▶ _WHAT IS REQUIRED_
Retype the passage from the article on the Guandu basin farmers, from "Water has always" up to and including "main food-growing region.", keeping every word and punctuation mark unchanged.

▶ _TEXT FOR ANALYSIS_
Farmers paid to conserve river basin
Wed, 20 Jun 2012 2:56p.m.
Water has always been so abundant in Brazil's Guandu basin that locals would never have imagined they could someday get paid to protect it.
However, widespread water misuse and deforestation of riverbanks has forced officials to take stronger measures in Rio de Janeiro state's main food-growing region.
In 2009 the government launched a programme to step up water management in the area, which changed the lives of many people in the district of Rio Claro.
Over 80 percent of the water used in the city of Rio de Janeiro comes from the Guandu basin, which is home to over 10 million people.
One of them is Carlos Alberto de Souza, a farmer whose property is located near the source of the Pirai river - an important tributary of the Guandu.
He is one of the 43 ranchers in the region who agreed to limit his cattle ranching and planting in the areas considered critical to the environment. They are paid between NZ$7,500 and NZ$15,000 dollars per semester depending on the extent of their land.
According to authorities, over NZ$630,000 dollars will be paid to farmers and residents in the region by 2014.
Souza said the project would help farmers find more efficient farming methods.
"There must be balance. If farmers want to breed livestock today, they must have a limit, maybe choosing cattle of better breeds and using more efficient methods to be able to manage them in a smaller area," he said.
The project, which has so far proven to be a success, will be one of the items on the discussion table at the Rio+20 sustainable development summit this month. Environmental group The Nature Conservancy (TNC), which is backing the initiative, will propose the model to leaders of other countries at the landmark conference that will gather over 50,000 participants in Rio.
River basins provide a wide range of services - irrigation water, food, direct supplies for industry and domestic use - but because water supply is limited, some regions claim disproportionate amounts of the resource.

Records from a data collection:
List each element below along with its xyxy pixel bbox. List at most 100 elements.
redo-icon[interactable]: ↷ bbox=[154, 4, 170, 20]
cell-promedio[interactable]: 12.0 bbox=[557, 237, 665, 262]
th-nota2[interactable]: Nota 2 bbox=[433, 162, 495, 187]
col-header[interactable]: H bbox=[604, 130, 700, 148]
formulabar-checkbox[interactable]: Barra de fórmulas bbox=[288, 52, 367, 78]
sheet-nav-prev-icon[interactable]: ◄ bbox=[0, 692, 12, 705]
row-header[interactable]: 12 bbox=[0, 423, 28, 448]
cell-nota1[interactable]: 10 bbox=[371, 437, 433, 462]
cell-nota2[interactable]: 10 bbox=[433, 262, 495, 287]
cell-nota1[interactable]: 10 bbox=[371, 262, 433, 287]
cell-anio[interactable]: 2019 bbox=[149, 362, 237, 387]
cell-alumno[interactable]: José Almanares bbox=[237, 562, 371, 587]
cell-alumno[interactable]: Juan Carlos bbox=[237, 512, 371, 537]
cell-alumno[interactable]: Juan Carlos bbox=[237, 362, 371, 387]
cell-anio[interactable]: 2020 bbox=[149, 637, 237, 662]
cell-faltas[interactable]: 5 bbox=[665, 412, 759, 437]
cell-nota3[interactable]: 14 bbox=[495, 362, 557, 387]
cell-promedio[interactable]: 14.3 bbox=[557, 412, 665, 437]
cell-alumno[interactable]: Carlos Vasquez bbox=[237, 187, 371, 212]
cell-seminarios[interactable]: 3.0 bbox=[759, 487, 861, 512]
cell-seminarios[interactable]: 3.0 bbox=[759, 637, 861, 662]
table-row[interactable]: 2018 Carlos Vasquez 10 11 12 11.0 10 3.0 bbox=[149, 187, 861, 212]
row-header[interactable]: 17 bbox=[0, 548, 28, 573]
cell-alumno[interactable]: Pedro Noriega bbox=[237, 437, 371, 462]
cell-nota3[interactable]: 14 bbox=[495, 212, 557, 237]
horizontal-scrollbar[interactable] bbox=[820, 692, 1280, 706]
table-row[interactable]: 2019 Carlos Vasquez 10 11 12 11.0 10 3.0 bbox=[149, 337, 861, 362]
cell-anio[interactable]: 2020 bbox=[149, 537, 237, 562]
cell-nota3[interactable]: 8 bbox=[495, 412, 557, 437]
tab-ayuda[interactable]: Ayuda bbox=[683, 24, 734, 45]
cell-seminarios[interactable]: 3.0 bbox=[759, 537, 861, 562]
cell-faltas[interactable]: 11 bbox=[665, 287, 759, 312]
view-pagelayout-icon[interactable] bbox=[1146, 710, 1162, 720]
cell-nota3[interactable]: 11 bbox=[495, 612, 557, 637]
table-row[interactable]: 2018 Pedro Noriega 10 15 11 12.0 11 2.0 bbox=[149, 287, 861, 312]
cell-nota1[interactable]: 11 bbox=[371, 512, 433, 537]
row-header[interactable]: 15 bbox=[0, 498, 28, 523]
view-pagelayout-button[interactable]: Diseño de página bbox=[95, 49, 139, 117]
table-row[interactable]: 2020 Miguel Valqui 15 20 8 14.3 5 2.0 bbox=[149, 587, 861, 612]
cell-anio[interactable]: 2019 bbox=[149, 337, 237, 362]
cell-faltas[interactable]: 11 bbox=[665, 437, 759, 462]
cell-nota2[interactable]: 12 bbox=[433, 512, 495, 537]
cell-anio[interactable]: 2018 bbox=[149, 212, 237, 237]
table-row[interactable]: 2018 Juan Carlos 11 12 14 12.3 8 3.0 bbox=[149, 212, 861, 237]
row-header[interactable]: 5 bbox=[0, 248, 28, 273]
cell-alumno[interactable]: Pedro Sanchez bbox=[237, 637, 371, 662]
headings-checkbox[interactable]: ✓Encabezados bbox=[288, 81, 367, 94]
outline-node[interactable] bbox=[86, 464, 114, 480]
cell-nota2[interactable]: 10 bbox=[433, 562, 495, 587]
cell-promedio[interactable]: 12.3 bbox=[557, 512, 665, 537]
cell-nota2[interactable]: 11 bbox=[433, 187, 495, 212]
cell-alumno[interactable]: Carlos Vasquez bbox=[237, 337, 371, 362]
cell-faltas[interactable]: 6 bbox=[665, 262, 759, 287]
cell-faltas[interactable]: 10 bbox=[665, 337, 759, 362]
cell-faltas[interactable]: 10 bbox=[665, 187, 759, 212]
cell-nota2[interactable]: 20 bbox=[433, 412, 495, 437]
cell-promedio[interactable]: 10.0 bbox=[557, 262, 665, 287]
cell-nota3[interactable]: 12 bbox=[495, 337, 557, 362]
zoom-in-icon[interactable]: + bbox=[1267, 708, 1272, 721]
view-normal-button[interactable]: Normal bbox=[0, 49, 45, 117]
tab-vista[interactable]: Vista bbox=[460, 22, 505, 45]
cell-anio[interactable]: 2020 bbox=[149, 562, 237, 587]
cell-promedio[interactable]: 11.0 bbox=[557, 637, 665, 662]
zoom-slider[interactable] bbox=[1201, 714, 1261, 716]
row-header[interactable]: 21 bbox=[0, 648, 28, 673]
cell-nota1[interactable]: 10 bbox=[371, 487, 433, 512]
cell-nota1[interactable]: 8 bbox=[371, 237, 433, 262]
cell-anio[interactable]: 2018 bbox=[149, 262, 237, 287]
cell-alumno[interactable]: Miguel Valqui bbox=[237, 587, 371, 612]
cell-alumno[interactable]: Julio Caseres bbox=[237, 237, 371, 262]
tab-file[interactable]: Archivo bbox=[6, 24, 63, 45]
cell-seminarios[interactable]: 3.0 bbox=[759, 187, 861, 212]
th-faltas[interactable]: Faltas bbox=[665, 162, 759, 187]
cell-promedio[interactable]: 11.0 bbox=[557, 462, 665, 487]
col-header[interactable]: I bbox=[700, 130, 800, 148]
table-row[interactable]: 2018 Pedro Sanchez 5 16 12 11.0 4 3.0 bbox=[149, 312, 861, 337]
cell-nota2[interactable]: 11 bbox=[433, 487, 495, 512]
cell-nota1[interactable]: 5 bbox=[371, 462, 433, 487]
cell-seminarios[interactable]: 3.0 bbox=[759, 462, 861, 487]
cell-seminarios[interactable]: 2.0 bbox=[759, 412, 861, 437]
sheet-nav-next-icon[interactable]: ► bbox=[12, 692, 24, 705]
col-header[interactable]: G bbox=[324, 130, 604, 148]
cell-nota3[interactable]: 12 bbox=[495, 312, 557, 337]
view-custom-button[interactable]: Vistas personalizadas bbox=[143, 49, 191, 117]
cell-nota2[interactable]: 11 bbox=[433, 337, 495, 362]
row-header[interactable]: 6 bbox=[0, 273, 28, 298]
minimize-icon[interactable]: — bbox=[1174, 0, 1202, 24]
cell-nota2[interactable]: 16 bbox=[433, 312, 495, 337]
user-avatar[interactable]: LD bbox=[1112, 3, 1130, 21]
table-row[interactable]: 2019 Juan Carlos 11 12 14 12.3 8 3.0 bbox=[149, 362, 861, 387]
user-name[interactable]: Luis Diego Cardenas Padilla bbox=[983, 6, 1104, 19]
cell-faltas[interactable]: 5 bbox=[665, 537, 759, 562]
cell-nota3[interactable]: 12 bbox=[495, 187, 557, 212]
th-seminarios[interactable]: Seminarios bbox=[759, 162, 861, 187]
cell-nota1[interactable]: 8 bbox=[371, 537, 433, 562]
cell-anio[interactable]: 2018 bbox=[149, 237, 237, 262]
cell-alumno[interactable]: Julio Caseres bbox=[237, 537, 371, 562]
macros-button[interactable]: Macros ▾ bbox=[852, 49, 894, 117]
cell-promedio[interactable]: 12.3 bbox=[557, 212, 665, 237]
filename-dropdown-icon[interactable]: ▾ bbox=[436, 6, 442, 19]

▶ _EXERCISE SOLUTION_
Water has always been so abundant in Brazil's Guandu basin that locals would never have imagined they could someday get paid to protect it.
However, widespread water misuse and deforestation of riverbanks has forced officials to take stronger measures in Rio de Janeiro state's main food-growing region.